### Records for the exercise
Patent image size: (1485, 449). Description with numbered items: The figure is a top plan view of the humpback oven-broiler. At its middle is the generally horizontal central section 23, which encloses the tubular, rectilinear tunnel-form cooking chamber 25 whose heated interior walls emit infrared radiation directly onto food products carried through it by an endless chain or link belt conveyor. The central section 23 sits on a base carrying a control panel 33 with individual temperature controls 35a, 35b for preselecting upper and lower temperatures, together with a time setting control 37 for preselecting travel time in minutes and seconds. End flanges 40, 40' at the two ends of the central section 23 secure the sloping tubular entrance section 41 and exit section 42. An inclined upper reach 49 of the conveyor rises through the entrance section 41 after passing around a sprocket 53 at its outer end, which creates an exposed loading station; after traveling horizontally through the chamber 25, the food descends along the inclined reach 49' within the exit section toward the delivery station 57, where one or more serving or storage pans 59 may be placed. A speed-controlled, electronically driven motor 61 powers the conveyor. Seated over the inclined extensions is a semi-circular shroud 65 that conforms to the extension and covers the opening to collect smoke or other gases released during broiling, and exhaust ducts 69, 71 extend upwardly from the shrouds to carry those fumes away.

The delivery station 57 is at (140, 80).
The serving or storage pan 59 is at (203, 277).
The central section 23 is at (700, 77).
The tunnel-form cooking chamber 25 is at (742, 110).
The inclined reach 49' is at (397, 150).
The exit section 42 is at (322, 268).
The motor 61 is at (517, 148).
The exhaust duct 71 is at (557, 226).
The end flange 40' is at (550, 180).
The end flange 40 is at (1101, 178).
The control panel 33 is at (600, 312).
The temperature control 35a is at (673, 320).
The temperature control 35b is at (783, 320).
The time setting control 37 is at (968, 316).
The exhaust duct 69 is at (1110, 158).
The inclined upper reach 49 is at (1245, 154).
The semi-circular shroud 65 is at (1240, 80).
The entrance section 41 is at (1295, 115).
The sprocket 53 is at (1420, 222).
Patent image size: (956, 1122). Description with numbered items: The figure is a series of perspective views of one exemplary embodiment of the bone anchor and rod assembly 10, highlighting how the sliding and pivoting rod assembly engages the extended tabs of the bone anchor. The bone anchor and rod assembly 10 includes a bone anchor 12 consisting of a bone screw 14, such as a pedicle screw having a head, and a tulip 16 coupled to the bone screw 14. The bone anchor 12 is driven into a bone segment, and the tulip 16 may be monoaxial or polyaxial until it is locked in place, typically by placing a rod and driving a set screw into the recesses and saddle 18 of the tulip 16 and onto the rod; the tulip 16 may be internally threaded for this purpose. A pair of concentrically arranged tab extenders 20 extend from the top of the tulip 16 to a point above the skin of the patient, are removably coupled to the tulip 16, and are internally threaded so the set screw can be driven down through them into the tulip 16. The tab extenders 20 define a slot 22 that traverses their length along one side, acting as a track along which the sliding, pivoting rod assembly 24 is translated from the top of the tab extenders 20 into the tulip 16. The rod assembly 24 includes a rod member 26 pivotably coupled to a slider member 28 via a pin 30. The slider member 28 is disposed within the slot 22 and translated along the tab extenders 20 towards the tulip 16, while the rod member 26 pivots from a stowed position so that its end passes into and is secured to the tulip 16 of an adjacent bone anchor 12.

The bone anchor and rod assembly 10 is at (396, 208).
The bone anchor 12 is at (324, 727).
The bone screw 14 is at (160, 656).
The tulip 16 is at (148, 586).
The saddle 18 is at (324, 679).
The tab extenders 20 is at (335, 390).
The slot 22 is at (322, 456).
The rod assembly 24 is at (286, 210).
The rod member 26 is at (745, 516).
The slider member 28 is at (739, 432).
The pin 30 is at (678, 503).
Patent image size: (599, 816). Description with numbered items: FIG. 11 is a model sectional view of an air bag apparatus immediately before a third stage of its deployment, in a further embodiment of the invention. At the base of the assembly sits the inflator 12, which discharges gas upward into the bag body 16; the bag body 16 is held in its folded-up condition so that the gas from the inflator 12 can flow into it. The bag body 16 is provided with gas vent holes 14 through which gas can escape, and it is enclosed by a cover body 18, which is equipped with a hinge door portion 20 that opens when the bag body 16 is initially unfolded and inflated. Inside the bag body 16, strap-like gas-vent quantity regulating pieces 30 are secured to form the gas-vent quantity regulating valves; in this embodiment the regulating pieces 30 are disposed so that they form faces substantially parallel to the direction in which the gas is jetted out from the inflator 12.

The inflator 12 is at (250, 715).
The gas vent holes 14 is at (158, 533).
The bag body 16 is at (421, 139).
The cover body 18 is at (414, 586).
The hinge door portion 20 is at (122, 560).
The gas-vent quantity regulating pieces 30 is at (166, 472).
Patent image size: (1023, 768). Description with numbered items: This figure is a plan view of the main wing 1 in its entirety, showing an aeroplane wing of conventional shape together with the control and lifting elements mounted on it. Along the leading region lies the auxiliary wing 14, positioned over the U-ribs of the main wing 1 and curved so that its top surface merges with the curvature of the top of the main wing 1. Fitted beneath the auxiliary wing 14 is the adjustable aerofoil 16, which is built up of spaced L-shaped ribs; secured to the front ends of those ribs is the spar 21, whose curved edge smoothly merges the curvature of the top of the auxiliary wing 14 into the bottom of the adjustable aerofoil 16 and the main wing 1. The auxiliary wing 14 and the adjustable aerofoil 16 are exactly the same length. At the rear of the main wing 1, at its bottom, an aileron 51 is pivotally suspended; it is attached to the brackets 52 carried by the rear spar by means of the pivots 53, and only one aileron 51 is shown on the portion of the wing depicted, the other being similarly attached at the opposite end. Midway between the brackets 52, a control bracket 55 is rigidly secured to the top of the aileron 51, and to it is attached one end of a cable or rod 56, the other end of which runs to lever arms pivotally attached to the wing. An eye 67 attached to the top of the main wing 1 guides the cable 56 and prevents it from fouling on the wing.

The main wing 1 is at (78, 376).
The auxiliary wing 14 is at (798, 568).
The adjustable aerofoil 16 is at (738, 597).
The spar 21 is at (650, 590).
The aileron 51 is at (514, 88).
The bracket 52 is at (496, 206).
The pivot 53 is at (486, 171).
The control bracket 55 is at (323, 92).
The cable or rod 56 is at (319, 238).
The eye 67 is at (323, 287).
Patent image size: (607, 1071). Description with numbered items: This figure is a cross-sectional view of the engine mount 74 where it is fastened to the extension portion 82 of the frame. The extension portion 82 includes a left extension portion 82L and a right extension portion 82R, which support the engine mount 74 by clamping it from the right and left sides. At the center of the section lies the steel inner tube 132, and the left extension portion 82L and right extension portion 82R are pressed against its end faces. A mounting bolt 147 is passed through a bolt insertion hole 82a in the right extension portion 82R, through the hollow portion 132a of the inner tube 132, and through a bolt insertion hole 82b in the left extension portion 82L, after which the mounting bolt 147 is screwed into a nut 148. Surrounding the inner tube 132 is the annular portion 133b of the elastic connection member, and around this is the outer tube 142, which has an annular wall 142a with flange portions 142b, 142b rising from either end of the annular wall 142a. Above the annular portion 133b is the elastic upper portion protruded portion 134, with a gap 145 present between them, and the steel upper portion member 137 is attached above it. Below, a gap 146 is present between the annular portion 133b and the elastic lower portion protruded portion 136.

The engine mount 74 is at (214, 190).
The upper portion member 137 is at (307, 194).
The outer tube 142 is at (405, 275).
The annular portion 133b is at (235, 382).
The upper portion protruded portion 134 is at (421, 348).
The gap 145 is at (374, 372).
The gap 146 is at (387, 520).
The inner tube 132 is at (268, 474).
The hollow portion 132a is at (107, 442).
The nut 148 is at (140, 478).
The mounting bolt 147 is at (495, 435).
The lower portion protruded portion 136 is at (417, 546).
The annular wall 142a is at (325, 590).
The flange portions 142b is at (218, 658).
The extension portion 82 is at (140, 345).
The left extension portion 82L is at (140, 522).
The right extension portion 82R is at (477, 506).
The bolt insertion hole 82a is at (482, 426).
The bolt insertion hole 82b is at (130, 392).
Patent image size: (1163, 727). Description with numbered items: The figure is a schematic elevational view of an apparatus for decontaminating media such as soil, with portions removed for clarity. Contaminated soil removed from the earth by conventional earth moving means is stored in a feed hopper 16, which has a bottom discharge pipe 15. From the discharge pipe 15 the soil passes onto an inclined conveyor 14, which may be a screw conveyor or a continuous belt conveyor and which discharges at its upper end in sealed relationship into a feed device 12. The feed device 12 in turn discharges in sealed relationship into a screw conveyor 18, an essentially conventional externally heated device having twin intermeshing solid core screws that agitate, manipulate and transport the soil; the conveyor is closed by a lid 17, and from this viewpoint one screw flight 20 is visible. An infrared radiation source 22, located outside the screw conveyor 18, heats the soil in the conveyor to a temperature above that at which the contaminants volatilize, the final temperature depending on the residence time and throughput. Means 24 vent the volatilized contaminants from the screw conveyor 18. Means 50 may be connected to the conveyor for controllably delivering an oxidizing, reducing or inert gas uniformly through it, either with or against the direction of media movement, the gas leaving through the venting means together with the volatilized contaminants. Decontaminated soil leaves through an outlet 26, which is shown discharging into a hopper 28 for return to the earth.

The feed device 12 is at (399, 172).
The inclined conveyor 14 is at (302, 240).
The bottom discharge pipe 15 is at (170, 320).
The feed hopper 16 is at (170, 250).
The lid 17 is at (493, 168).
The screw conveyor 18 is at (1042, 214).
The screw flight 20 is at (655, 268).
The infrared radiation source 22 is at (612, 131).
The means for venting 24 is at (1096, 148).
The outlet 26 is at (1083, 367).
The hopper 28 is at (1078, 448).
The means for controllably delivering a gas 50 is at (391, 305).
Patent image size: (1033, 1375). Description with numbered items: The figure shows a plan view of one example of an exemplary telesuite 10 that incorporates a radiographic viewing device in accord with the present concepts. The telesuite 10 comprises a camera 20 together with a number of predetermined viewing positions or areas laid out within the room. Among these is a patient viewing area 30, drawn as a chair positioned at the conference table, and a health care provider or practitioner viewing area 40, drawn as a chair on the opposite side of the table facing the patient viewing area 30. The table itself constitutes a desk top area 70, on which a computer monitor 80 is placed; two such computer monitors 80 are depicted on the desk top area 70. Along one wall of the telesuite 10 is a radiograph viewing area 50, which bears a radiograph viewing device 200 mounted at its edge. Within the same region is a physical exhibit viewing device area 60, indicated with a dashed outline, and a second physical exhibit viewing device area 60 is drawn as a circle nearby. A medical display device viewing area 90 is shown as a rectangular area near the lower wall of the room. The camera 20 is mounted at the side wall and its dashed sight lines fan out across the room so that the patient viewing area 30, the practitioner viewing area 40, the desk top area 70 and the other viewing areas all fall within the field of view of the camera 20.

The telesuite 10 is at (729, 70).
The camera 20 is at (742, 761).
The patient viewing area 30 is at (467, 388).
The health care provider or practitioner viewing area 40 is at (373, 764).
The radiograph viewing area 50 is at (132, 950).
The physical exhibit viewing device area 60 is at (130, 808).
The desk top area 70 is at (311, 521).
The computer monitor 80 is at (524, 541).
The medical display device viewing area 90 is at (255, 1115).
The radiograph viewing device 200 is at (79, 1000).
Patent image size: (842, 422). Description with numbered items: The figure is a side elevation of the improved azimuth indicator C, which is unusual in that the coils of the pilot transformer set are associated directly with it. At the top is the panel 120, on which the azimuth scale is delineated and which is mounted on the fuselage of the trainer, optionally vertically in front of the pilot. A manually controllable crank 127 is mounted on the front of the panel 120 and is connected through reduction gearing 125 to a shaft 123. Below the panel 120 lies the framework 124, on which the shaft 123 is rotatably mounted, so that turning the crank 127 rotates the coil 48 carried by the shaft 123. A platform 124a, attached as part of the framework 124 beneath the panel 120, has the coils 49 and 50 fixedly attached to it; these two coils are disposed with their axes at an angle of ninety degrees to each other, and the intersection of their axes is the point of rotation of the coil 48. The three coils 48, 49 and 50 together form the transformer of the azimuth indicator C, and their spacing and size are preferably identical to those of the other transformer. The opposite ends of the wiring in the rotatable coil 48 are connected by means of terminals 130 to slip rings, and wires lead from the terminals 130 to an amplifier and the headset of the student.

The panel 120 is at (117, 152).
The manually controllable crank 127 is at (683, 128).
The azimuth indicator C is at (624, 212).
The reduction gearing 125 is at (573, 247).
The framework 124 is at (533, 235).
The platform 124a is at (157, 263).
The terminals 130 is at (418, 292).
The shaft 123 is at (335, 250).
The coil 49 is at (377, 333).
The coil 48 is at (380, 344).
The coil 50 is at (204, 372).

### Task directions
Write out the entries again from the start through the line containing "The time setting control 37 is at (968, 316).", swapping "humpback oven-broiler" for "humpback broiler-oven" and leaving everything else as it is.

### Task answer
Patent image size: (1485, 449). Description with numbered items: The figure is a top plan view of the humpback broiler-oven. At its middle is the generally horizontal central section 23, which encloses the tubular, rectilinear tunnel-form cooking chamber 25 whose heated interior walls emit infrared radiation directly onto food products carried through it by an endless chain or link belt conveyor. The central section 23 sits on a base carrying a control panel 33 with individual temperature controls 35a, 35b for preselecting upper and lower temperatures, together with a time setting control 37 for preselecting travel time in minutes and seconds. End flanges 40, 40' at the two ends of the central section 23 secure the sloping tubular entrance section 41 and exit section 42. An inclined upper reach 49 of the conveyor rises through the entrance section 41 after passing around a sprocket 53 at its outer end, which creates an exposed loading station; after traveling horizontally through the chamber 25, the food descends along the inclined reach 49' within the exit section toward the delivery station 57, where one or more serving or storage pans 59 may be placed. A speed-controlled, electronically driven motor 61 powers the conveyor. Seated over the inclined extensions is a semi-circular shroud 65 that conforms to the extension and covers the opening to collect smoke or other gases released during broiling, and exhaust ducts 69, 71 extend upwardly from the shrouds to carry those fumes away.

The delivery station 57 is at (140, 80).
The serving or storage pan 59 is at (203, 277).
The central section 23 is at (700, 77).
The tunnel-form cooking chamber 25 is at (742, 110).
The inclined reach 49' is at (397, 150).
The exit section 42 is at (322, 268).
The motor 61 is at (517, 148).
The exhaust duct 71 is at (557, 226).
The end flange 40' is at (550, 180).
The end flange 40 is at (1101, 178).
The control panel 33 is at (600, 312).
The temperature control 35a is at (673, 320).
The temperature control 35b is at (783, 320).
The time setting control 37 is at (968, 316).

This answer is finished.